» Set problem
Copy out the records precisely, omitting pictures.

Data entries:
---------------

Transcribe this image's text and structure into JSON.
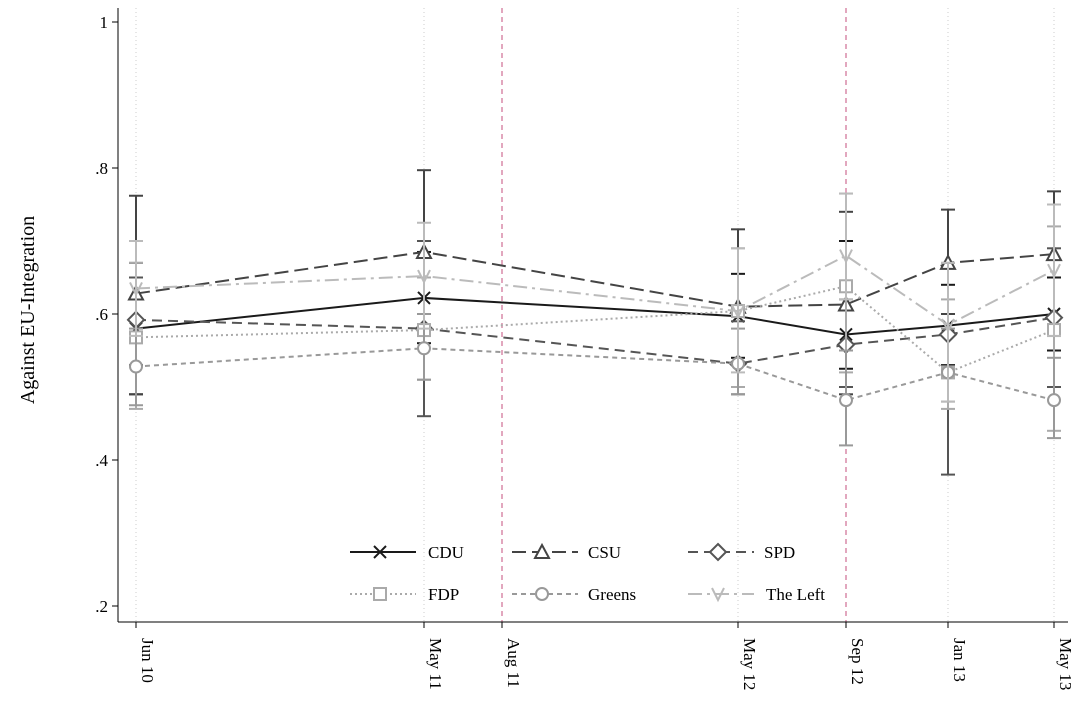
{
  "chart_data": {
    "type": "line",
    "ylabel": "Against EU-Integration",
    "xlabel": "",
    "ylim": [
      0.2,
      1.0
    ],
    "yticks": [
      {
        "value": 1.0,
        "label": "1"
      },
      {
        "value": 0.8,
        "label": ".8"
      },
      {
        "value": 0.6,
        "label": ".6"
      },
      {
        "value": 0.4,
        "label": ".4"
      },
      {
        "value": 0.2,
        "label": ".2"
      }
    ],
    "xticks": [
      {
        "date": "2010-06",
        "label": "Jun 10"
      },
      {
        "date": "2011-05",
        "label": "May 11"
      },
      {
        "date": "2011-08",
        "label": "Aug 11"
      },
      {
        "date": "2012-05",
        "label": "May 12"
      },
      {
        "date": "2012-09",
        "label": "Sep 12"
      },
      {
        "date": "2013-01",
        "label": "Jan 13"
      },
      {
        "date": "2013-05",
        "label": "May 13"
      }
    ],
    "x": [
      "2010-06",
      "2011-05",
      "2012-05",
      "2012-09",
      "2013-01",
      "2013-05"
    ],
    "event_lines": [
      "2011-08",
      "2012-09"
    ],
    "grid": "vertical-dotted",
    "legend_position": "bottom-center",
    "series": [
      {
        "name": "CDU",
        "color": "#1a1a1a",
        "marker": "x",
        "dash": "solid",
        "values": [
          0.58,
          0.622,
          0.597,
          0.572,
          0.584,
          0.6
        ],
        "ci": [
          [
            0.49,
            0.67
          ],
          [
            0.56,
            0.685
          ],
          [
            0.54,
            0.655
          ],
          [
            0.525,
            0.7
          ],
          [
            0.53,
            0.64
          ],
          [
            0.55,
            0.65
          ]
        ]
      },
      {
        "name": "CSU",
        "color": "#444444",
        "marker": "triangle",
        "dash": "long-dash",
        "values": [
          0.628,
          0.685,
          0.61,
          0.613,
          0.67,
          0.682
        ],
        "ci": [
          [
            0.49,
            0.762
          ],
          [
            0.57,
            0.797
          ],
          [
            0.5,
            0.716
          ],
          [
            0.49,
            0.74
          ],
          [
            0.6,
            0.743
          ],
          [
            0.595,
            0.768
          ]
        ]
      },
      {
        "name": "SPD",
        "color": "#555555",
        "marker": "diamond",
        "dash": "dash",
        "values": [
          0.592,
          0.58,
          0.532,
          0.558,
          0.572,
          0.595
        ],
        "ci": [
          [
            0.53,
            0.65
          ],
          [
            0.46,
            0.7
          ],
          [
            0.49,
            0.59
          ],
          [
            0.5,
            0.62
          ],
          [
            0.38,
            0.67
          ],
          [
            0.5,
            0.69
          ]
        ]
      },
      {
        "name": "FDP",
        "color": "#aaaaaa",
        "marker": "square",
        "dash": "dotted",
        "values": [
          0.568,
          0.578,
          0.604,
          0.638,
          0.52,
          0.578
        ],
        "ci": [
          [
            0.47,
            0.67
          ],
          [
            0.51,
            0.65
          ],
          [
            0.5,
            0.69
          ],
          [
            0.52,
            0.765
          ],
          [
            0.47,
            0.62
          ],
          [
            0.44,
            0.72
          ]
        ]
      },
      {
        "name": "Greens",
        "color": "#999999",
        "marker": "circle",
        "dash": "short-dash",
        "values": [
          0.528,
          0.553,
          0.532,
          0.482,
          0.52,
          0.482
        ],
        "ci": [
          [
            0.475,
            0.58
          ],
          [
            0.51,
            0.6
          ],
          [
            0.49,
            0.58
          ],
          [
            0.42,
            0.55
          ],
          [
            0.48,
            0.58
          ],
          [
            0.43,
            0.54
          ]
        ]
      },
      {
        "name": "The Left",
        "color": "#bbbbbb",
        "marker": "v",
        "dash": "dash-dot",
        "values": [
          0.635,
          0.652,
          0.604,
          0.68,
          0.585,
          0.66
        ],
        "ci": [
          [
            0.57,
            0.7
          ],
          [
            0.58,
            0.725
          ],
          [
            0.52,
            0.69
          ],
          [
            0.62,
            0.765
          ],
          [
            0.48,
            0.67
          ],
          [
            0.57,
            0.75
          ]
        ]
      }
    ]
  }
}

---------------

» Task answer
Transcribe this image's text and structure into JSON.
{
  "chart_data": {
    "type": "line",
    "ylabel": "Against EU-Integration",
    "xlabel": "",
    "ylim": [
      0.2,
      1.0
    ],
    "yticks": [
      {
        "value": 1.0,
        "label": "1"
      },
      {
        "value": 0.8,
        "label": ".8"
      },
      {
        "value": 0.6,
        "label": ".6"
      },
      {
        "value": 0.4,
        "label": ".4"
      },
      {
        "value": 0.2,
        "label": ".2"
      }
    ],
    "xticks": [
      {
        "date": "2010-06",
        "label": "Jun 10"
      },
      {
        "date": "2011-05",
        "label": "May 11"
      },
      {
        "date": "2011-08",
        "label": "Aug 11"
      },
      {
        "date": "2012-05",
        "label": "May 12"
      },
      {
        "date": "2012-09",
        "label": "Sep 12"
      },
      {
        "date": "2013-01",
        "label": "Jan 13"
      },
      {
        "date": "2013-05",
        "label": "May 13"
      }
    ],
    "x": [
      "2010-06",
      "2011-05",
      "2012-05",
      "2012-09",
      "2013-01",
      "2013-05"
    ],
    "event_lines": [
      "2011-08",
      "2012-09"
    ],
    "grid": "vertical-dotted",
    "legend_position": "bottom-center",
    "series": [
      {
        "name": "CDU",
        "color": "#1a1a1a",
        "marker": "x",
        "dash": "solid",
        "values": [
          0.58,
          0.622,
          0.597,
          0.572,
          0.584,
          0.6
        ],
        "ci": [
          [
            0.49,
            0.67
          ],
          [
            0.56,
            0.685
          ],
          [
            0.54,
            0.655
          ],
          [
            0.525,
            0.7
          ],
          [
            0.53,
            0.64
          ],
          [
            0.55,
            0.65
          ]
        ]
      },
      {
        "name": "CSU",
        "color": "#444444",
        "marker": "triangle",
        "dash": "long-dash",
        "values": [
          0.628,
          0.685,
          0.61,
          0.613,
          0.67,
          0.682
        ],
        "ci": [
          [
            0.49,
            0.762
          ],
          [
            0.57,
            0.797
          ],
          [
            0.5,
            0.716
          ],
          [
            0.49,
            0.74
          ],
          [
            0.6,
            0.743
          ],
          [
            0.595,
            0.768
          ]
        ]
      },
      {
        "name": "SPD",
        "color": "#555555",
        "marker": "diamond",
        "dash": "dash",
        "values": [
          0.592,
          0.58,
          0.532,
          0.558,
          0.572,
          0.595
        ],
        "ci": [
          [
            0.53,
            0.65
          ],
          [
            0.46,
            0.7
          ],
          [
            0.49,
            0.59
          ],
          [
            0.5,
            0.62
          ],
          [
            0.38,
            0.67
          ],
          [
            0.5,
            0.69
          ]
        ]
      },
      {
        "name": "FDP",
        "color": "#aaaaaa",
        "marker": "square",
        "dash": "dotted",
        "values": [
          0.568,
          0.578,
          0.604,
          0.638,
          0.52,
          0.578
        ],
        "ci": [
          [
            0.47,
            0.67
          ],
          [
            0.51,
            0.65
          ],
          [
            0.5,
            0.69
          ],
          [
            0.52,
            0.765
          ],
          [
            0.47,
            0.62
          ],
          [
            0.44,
            0.72
          ]
        ]
      },
      {
        "name": "Greens",
        "color": "#999999",
        "marker": "circle",
        "dash": "short-dash",
        "values": [
          0.528,
          0.553,
          0.532,
          0.482,
          0.52,
          0.482
        ],
        "ci": [
          [
            0.475,
            0.58
          ],
          [
            0.51,
            0.6
          ],
          [
            0.49,
            0.58
          ],
          [
            0.42,
            0.55
          ],
          [
            0.48,
            0.58
          ],
          [
            0.43,
            0.54
          ]
        ]
      },
      {
        "name": "The Left",
        "color": "#bbbbbb",
        "marker": "v",
        "dash": "dash-dot",
        "values": [
          0.635,
          0.652,
          0.604,
          0.68,
          0.585,
          0.66
        ],
        "ci": [
          [
            0.57,
            0.7
          ],
          [
            0.58,
            0.725
          ],
          [
            0.52,
            0.69
          ],
          [
            0.62,
            0.765
          ],
          [
            0.48,
            0.67
          ],
          [
            0.57,
            0.75
          ]
        ]
      }
    ]
  }
}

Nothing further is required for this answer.